**Task prompt**.
Repeat precisely, and only, the lines between the line containing "Serialize everything readable" and the end of the listing below, both ends included.

★ ★ ★ ★ ★ ★ ★

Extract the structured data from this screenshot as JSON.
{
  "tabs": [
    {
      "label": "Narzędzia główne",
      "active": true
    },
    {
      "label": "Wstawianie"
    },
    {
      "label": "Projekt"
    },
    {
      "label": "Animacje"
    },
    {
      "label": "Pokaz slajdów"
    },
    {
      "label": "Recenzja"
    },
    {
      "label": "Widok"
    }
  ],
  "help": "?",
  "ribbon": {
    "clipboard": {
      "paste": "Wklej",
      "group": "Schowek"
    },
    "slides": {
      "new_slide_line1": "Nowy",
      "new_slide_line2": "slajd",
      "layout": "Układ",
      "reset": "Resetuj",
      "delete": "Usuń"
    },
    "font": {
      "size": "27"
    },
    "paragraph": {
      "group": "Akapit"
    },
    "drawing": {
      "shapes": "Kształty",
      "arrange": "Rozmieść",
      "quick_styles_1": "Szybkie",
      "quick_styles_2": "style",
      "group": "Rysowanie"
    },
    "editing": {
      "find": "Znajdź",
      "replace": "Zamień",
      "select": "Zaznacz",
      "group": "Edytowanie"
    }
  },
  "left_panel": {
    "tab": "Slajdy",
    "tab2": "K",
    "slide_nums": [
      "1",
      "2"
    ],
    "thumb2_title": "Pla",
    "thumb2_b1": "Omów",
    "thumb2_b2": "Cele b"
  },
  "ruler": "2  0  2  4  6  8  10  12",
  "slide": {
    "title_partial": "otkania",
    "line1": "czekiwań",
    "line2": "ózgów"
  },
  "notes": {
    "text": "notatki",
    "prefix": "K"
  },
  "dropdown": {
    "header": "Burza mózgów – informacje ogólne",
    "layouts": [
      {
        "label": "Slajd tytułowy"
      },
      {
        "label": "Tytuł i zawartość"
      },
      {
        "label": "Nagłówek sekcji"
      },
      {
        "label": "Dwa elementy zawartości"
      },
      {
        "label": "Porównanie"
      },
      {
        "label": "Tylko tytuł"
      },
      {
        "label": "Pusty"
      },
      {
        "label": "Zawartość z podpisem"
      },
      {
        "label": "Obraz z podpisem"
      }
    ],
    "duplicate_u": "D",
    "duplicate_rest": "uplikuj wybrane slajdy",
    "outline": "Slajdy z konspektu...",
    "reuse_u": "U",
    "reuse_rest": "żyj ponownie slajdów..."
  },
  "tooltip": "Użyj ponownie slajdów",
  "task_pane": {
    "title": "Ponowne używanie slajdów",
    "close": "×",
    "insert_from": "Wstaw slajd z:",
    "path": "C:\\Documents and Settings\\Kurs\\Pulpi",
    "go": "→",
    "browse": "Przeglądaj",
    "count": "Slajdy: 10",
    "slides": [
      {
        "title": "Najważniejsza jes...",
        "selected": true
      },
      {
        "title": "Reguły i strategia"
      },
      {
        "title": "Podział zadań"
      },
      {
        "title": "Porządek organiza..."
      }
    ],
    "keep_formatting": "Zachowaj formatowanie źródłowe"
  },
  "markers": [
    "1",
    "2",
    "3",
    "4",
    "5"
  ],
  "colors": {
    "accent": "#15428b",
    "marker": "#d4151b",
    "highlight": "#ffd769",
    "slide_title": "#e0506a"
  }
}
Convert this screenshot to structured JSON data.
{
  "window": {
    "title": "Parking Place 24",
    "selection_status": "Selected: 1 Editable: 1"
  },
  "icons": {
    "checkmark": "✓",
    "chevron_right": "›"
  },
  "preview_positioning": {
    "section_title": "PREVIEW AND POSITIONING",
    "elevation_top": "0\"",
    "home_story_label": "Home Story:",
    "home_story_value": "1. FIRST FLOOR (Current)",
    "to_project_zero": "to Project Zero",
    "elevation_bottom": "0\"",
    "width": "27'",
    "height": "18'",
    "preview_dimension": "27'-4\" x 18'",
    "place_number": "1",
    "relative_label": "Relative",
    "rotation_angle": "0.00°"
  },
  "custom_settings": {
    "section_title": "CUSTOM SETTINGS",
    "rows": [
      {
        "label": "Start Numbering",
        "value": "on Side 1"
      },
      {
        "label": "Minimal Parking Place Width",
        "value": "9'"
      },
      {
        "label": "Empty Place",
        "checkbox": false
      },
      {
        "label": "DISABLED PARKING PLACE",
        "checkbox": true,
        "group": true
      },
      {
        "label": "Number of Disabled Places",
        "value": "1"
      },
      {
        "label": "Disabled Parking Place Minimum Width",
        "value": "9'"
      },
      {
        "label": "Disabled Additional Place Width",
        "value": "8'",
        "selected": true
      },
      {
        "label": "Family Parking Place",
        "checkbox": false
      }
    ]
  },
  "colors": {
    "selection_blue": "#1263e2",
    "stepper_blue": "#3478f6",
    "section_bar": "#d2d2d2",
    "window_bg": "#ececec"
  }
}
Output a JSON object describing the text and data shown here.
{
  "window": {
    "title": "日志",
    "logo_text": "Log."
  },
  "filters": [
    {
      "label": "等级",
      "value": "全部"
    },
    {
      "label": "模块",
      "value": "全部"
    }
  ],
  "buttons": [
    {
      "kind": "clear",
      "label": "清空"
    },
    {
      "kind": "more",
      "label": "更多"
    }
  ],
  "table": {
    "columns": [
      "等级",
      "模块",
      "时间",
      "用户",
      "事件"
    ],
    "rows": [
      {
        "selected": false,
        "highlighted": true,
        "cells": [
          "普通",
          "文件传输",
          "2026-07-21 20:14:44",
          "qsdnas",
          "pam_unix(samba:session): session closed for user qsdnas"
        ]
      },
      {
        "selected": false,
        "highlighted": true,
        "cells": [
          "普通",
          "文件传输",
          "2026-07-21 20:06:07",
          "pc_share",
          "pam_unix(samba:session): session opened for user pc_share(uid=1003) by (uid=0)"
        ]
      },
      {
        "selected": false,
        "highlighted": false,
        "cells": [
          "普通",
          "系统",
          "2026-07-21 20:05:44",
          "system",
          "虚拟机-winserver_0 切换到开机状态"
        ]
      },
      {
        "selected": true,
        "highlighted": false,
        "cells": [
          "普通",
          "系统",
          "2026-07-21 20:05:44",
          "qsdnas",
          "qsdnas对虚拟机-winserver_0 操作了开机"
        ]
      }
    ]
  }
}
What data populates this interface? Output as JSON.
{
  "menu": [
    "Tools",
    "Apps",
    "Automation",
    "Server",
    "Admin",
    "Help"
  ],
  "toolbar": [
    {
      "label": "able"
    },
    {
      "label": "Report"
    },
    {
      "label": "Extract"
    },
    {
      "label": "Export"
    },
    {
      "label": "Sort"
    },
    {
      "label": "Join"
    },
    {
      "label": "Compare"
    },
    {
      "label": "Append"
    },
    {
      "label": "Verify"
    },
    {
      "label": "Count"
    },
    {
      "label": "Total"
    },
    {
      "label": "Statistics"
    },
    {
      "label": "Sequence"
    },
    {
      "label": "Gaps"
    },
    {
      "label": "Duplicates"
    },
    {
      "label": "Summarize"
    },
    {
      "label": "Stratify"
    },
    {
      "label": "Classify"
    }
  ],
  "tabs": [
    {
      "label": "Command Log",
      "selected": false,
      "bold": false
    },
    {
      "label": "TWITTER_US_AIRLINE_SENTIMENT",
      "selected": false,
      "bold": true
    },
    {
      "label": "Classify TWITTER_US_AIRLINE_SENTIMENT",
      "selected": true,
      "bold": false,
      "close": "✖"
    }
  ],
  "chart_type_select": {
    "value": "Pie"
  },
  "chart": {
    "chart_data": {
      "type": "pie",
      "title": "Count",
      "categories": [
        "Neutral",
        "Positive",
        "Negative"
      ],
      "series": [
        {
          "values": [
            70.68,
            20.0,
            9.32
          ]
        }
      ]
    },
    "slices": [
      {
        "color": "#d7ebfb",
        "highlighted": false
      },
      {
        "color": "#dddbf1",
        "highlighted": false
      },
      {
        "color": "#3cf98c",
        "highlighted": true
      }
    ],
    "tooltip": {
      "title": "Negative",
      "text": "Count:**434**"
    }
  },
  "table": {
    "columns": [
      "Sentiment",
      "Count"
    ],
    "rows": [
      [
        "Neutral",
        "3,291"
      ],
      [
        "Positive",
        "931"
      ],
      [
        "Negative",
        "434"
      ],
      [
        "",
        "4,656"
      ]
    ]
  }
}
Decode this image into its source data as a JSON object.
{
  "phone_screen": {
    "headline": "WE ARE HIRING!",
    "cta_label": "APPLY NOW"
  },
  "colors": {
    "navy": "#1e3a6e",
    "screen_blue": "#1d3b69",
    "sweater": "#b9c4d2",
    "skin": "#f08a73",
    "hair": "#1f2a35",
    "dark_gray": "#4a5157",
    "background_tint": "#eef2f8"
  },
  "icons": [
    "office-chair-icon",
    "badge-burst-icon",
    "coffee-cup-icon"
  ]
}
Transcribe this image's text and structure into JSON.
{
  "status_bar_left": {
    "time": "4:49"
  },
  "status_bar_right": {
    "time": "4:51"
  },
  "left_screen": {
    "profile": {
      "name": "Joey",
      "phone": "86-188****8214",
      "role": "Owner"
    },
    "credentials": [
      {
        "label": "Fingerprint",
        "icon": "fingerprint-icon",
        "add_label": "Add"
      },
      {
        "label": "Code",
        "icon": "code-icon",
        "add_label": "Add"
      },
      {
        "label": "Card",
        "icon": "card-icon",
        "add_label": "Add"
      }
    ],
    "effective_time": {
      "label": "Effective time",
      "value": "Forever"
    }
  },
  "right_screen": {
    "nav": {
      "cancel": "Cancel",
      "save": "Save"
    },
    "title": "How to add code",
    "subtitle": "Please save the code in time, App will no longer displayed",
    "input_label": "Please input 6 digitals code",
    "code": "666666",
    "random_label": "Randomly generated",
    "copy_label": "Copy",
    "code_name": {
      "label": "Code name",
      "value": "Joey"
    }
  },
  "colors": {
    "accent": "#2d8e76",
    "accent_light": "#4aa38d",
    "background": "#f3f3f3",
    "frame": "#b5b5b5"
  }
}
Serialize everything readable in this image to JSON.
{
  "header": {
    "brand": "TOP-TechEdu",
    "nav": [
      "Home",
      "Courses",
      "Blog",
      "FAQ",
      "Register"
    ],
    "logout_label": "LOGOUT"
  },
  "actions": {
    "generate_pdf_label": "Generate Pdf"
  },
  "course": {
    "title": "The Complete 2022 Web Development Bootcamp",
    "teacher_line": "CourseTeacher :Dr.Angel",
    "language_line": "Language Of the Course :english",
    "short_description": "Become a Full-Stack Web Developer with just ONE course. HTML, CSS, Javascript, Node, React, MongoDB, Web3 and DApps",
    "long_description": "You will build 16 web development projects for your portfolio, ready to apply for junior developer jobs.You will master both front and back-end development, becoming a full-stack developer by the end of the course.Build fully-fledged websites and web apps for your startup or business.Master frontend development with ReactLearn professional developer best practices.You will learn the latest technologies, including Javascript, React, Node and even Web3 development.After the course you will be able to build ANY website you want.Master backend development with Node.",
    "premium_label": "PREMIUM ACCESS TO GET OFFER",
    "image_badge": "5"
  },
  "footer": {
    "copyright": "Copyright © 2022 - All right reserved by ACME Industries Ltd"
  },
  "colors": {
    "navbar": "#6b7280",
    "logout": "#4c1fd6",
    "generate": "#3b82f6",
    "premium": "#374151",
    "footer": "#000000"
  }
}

★ ★ ★ ★ ★ ★ ★

**Exercise result**.
Serialize everything readable in this image to JSON.
{
  "header": {
    "brand": "TOP-TechEdu",
    "nav": [
      "Home",
      "Courses",
      "Blog",
      "FAQ",
      "Register"
    ],
    "logout_label": "LOGOUT"
  },
  "actions": {
    "generate_pdf_label": "Generate Pdf"
  },
  "course": {
    "title": "The Complete 2022 Web Development Bootcamp",
    "teacher_line": "CourseTeacher :Dr.Angel",
    "language_line": "Language Of the Course :english",
    "short_description": "Become a Full-Stack Web Developer with just ONE course. HTML, CSS, Javascript, Node, React, MongoDB, Web3 and DApps",
    "long_description": "You will build 16 web development projects for your portfolio, ready to apply for junior developer jobs.You will master both front and back-end development, becoming a full-stack developer by the end of the course.Build fully-fledged websites and web apps for your startup or business.Master frontend development with ReactLearn professional developer best practices.You will learn the latest technologies, including Javascript, React, Node and even Web3 development.After the course you will be able to build ANY website you want.Master backend development with Node.",
    "premium_label": "PREMIUM ACCESS TO GET OFFER",
    "image_badge": "5"
  },
  "footer": {
    "copyright": "Copyright © 2022 - All right reserved by ACME Industries Ltd"
  },
  "colors": {
    "navbar": "#6b7280",
    "logout": "#4c1fd6",
    "generate": "#3b82f6",
    "premium": "#374151",
    "footer": "#000000"
  }
}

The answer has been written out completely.